### Problem requirements
Starting from the first line of the material, reproduce it verbatim, and stop after the line that contains "disable-render-toggle[interactable]: ✇ — [2541, 128, 2552, 144]".

### Data shown

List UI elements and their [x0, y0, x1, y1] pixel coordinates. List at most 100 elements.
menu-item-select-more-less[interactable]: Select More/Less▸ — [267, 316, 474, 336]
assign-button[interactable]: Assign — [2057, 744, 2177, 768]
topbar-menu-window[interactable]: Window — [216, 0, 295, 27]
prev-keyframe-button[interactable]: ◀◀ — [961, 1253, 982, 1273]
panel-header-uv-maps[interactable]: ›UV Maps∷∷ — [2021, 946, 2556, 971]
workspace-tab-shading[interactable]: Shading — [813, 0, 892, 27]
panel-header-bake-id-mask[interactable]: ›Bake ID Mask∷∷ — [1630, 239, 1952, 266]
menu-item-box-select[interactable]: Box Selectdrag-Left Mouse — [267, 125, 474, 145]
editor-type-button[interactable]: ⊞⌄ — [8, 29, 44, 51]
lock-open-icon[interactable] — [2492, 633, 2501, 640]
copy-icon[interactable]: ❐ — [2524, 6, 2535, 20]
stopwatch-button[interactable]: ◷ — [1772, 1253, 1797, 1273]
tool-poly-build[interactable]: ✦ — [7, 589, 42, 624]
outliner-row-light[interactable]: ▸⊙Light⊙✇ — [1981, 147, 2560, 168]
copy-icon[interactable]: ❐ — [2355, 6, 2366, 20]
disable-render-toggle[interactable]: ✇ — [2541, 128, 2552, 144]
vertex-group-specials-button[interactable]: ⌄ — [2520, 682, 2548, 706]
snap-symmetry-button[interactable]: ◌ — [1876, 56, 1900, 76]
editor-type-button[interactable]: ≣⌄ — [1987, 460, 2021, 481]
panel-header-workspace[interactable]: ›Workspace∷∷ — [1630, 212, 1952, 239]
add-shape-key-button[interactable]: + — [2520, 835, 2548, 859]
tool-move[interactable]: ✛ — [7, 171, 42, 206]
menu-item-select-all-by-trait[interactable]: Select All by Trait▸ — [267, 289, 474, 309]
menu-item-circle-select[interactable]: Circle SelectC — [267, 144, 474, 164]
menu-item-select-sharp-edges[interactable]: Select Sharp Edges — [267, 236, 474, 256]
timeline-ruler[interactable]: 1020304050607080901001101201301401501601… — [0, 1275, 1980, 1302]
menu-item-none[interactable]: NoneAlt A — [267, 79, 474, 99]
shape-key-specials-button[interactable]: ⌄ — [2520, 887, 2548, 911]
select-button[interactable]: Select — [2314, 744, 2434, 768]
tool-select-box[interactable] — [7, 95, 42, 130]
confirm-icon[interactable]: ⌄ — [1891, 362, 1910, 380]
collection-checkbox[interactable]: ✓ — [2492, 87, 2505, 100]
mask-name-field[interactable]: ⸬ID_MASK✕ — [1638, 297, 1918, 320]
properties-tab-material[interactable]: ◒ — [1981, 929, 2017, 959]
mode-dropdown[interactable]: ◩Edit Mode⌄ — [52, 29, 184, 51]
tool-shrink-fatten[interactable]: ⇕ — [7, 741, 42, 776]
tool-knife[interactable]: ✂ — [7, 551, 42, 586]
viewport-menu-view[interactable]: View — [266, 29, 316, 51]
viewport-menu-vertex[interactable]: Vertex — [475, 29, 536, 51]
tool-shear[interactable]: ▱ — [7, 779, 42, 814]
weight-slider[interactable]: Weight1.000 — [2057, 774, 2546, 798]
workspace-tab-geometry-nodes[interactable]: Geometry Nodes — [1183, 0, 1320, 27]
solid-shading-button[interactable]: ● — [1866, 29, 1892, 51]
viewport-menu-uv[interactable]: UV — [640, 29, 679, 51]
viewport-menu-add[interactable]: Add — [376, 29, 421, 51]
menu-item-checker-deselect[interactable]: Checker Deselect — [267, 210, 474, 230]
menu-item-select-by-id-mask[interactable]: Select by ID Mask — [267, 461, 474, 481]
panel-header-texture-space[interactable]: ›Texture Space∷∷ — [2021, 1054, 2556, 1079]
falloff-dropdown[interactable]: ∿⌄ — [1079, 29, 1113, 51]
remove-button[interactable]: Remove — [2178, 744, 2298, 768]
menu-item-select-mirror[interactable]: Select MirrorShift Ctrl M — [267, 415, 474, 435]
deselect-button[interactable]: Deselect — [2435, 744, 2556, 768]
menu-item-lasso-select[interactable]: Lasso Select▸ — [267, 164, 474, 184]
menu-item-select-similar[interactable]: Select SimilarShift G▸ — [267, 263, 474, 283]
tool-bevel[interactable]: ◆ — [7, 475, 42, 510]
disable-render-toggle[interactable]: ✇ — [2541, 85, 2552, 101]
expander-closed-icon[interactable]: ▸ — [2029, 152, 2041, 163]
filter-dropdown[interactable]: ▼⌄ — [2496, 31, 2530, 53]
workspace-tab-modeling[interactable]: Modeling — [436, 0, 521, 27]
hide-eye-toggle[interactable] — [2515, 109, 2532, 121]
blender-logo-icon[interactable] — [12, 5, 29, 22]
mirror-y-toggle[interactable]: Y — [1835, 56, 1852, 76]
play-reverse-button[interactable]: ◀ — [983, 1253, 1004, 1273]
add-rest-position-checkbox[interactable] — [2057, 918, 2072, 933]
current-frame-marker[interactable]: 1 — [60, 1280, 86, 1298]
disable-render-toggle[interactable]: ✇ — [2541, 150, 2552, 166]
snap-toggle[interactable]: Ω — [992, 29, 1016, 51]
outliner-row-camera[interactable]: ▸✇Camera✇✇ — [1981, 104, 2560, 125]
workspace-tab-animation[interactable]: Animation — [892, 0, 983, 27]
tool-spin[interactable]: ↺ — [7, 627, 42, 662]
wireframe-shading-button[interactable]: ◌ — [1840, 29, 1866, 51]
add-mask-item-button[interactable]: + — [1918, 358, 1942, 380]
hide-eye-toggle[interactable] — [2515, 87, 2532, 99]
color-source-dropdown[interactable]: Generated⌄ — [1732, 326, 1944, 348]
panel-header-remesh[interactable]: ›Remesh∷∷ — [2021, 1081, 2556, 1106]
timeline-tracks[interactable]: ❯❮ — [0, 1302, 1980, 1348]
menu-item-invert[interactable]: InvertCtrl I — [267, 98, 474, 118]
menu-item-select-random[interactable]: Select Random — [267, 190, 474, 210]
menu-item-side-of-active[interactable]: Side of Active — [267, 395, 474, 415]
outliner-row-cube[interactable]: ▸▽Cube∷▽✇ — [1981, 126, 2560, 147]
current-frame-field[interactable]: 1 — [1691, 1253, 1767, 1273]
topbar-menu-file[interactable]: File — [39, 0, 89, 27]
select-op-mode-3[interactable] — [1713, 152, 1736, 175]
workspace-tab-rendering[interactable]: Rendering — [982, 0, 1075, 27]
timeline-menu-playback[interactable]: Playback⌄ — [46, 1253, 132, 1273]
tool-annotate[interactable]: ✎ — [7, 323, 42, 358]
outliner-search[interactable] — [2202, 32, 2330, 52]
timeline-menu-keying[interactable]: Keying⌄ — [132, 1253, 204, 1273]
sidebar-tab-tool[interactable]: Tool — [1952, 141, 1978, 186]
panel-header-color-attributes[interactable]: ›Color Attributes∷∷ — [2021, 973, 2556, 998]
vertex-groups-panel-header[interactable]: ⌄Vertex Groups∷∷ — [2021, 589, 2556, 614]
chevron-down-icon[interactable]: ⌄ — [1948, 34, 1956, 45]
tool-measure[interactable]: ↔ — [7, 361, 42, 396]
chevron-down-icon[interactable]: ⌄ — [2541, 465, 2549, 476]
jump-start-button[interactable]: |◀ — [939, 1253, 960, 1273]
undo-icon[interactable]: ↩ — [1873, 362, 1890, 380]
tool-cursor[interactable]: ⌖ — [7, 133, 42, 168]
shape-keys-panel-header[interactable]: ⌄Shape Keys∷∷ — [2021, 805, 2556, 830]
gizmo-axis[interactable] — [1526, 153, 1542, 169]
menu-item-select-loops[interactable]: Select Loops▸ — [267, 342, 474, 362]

### Exercise solution
List UI elements and their [x0, y0, x1, y1] pixel coordinates. List at most 100 elements.
menu-item-select-more-less[interactable]: Select More/Less▸ — [267, 316, 474, 336]
assign-button[interactable]: Assign — [2057, 744, 2177, 768]
topbar-menu-window[interactable]: Window — [216, 0, 295, 27]
prev-keyframe-button[interactable]: ◀◀ — [961, 1253, 982, 1273]
panel-header-uv-maps[interactable]: ›UV Maps∷∷ — [2021, 946, 2556, 971]
workspace-tab-shading[interactable]: Shading — [813, 0, 892, 27]
panel-header-bake-id-mask[interactable]: ›Bake ID Mask∷∷ — [1630, 239, 1952, 266]
menu-item-box-select[interactable]: Box Selectdrag-Left Mouse — [267, 125, 474, 145]
editor-type-button[interactable]: ⊞⌄ — [8, 29, 44, 51]
lock-open-icon[interactable] — [2492, 633, 2501, 640]
copy-icon[interactable]: ❐ — [2524, 6, 2535, 20]
stopwatch-button[interactable]: ◷ — [1772, 1253, 1797, 1273]
tool-poly-build[interactable]: ✦ — [7, 589, 42, 624]
outliner-row-light[interactable]: ▸⊙Light⊙✇ — [1981, 147, 2560, 168]
copy-icon[interactable]: ❐ — [2355, 6, 2366, 20]
disable-render-toggle[interactable]: ✇ — [2541, 128, 2552, 144]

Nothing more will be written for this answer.